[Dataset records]
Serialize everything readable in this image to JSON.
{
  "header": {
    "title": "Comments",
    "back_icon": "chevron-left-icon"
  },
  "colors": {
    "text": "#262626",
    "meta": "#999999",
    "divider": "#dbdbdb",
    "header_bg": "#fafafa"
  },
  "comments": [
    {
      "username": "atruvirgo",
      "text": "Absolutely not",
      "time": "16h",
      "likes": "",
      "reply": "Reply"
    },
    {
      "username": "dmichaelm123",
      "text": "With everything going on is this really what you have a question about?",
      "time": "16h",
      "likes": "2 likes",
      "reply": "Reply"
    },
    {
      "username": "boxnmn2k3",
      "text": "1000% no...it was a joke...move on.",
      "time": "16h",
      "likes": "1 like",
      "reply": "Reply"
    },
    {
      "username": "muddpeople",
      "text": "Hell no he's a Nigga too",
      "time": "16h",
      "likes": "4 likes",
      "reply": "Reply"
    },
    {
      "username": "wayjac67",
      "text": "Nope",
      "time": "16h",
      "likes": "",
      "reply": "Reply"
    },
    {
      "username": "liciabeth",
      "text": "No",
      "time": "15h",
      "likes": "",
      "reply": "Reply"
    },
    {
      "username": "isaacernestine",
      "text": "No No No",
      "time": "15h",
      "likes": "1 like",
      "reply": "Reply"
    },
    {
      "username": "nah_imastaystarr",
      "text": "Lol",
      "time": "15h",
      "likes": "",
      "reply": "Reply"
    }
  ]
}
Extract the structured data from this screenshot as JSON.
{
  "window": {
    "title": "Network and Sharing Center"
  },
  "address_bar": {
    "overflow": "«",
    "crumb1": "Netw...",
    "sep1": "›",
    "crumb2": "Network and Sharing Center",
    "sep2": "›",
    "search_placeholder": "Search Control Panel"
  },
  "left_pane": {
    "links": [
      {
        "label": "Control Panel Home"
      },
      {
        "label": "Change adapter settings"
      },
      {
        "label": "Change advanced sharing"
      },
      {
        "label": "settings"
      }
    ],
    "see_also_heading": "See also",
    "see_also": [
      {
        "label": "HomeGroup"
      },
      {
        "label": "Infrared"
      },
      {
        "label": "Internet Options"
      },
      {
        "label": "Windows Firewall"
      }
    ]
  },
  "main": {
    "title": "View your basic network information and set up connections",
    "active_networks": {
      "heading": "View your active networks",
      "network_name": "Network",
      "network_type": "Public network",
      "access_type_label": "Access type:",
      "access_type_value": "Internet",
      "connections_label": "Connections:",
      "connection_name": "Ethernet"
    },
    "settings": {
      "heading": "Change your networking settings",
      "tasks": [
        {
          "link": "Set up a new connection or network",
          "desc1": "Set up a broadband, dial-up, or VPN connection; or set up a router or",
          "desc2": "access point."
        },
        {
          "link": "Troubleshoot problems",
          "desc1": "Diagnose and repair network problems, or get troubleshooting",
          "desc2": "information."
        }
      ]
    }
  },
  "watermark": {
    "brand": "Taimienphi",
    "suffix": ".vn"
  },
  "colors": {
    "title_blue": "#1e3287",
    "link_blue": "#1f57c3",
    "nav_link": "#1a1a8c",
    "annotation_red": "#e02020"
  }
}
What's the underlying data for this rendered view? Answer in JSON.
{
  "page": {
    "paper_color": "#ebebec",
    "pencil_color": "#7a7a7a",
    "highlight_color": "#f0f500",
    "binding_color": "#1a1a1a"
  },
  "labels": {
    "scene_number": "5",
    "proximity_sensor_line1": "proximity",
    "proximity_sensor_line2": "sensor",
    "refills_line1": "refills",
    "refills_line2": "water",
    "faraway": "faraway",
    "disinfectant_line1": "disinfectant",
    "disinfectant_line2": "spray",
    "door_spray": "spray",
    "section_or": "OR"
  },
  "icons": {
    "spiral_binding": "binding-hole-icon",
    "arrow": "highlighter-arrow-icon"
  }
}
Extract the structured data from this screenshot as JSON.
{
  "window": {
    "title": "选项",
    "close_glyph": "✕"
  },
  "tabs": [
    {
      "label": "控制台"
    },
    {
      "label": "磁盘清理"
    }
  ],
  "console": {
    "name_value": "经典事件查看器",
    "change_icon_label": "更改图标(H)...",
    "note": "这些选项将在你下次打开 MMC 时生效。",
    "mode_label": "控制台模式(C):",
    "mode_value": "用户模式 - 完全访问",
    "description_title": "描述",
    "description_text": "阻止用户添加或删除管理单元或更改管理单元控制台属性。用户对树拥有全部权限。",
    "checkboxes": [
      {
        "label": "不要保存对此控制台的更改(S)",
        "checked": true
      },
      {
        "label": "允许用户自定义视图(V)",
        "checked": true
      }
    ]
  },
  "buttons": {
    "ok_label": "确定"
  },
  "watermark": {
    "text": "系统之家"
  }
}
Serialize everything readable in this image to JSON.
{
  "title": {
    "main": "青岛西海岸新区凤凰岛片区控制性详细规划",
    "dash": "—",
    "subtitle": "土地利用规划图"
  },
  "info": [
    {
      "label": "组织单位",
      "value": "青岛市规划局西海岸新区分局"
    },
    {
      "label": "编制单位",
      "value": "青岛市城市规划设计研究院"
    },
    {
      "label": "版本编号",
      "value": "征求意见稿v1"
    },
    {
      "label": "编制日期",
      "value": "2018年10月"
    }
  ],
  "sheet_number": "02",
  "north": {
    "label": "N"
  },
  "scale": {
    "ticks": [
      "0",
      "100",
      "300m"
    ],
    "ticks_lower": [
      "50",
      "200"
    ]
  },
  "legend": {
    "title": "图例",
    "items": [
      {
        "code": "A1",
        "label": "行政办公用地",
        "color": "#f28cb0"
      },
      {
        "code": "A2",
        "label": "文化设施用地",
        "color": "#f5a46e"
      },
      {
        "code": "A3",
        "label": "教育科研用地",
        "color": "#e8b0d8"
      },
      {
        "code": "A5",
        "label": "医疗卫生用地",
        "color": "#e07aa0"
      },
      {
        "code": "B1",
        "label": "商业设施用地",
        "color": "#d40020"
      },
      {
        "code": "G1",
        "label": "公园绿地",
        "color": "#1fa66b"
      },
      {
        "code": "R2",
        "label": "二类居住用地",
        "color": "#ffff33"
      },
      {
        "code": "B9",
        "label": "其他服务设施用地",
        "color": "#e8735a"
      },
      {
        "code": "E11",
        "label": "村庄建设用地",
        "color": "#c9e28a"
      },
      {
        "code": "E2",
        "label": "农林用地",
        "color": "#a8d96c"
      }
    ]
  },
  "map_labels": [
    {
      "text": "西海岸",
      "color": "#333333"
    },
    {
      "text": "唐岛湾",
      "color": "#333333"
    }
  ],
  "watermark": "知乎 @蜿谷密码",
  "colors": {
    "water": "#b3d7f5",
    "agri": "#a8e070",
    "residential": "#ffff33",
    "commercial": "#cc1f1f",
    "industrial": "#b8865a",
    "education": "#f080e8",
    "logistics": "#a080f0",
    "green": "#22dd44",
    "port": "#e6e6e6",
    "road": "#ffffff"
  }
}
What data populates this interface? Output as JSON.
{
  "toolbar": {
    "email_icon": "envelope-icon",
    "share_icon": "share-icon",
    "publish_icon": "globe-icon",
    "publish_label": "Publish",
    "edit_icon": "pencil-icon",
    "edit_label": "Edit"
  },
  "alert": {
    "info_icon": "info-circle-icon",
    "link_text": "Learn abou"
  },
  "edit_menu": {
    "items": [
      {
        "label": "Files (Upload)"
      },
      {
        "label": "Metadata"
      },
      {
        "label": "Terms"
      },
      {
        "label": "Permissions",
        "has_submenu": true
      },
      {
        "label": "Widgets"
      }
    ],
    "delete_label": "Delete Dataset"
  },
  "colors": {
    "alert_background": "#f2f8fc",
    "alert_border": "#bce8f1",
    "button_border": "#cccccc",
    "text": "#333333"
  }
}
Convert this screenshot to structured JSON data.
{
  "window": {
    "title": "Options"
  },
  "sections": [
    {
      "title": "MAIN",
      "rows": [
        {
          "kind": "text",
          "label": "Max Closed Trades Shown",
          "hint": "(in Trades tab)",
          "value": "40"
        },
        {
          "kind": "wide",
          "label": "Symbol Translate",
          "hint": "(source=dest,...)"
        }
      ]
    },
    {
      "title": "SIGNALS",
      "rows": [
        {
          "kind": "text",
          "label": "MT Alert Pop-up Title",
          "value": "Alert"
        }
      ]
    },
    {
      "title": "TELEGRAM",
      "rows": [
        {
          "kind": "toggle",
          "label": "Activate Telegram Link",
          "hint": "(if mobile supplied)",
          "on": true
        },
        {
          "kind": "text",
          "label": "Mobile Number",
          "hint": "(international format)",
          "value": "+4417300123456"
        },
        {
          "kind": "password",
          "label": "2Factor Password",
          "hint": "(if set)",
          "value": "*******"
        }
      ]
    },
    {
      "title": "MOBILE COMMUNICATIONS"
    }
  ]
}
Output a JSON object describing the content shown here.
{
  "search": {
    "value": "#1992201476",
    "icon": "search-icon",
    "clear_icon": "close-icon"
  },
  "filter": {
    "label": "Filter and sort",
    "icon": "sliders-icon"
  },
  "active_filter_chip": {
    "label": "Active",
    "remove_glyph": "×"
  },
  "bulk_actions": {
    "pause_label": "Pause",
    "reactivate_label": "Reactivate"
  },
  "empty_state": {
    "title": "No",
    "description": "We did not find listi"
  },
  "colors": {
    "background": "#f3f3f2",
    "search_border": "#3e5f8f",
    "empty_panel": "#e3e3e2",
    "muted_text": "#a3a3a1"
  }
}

**Request:** Which lines contain "information"? Copy each of them out.

**Task response:**
    "title": "View your basic network information and set up connections",
          "desc2": "information."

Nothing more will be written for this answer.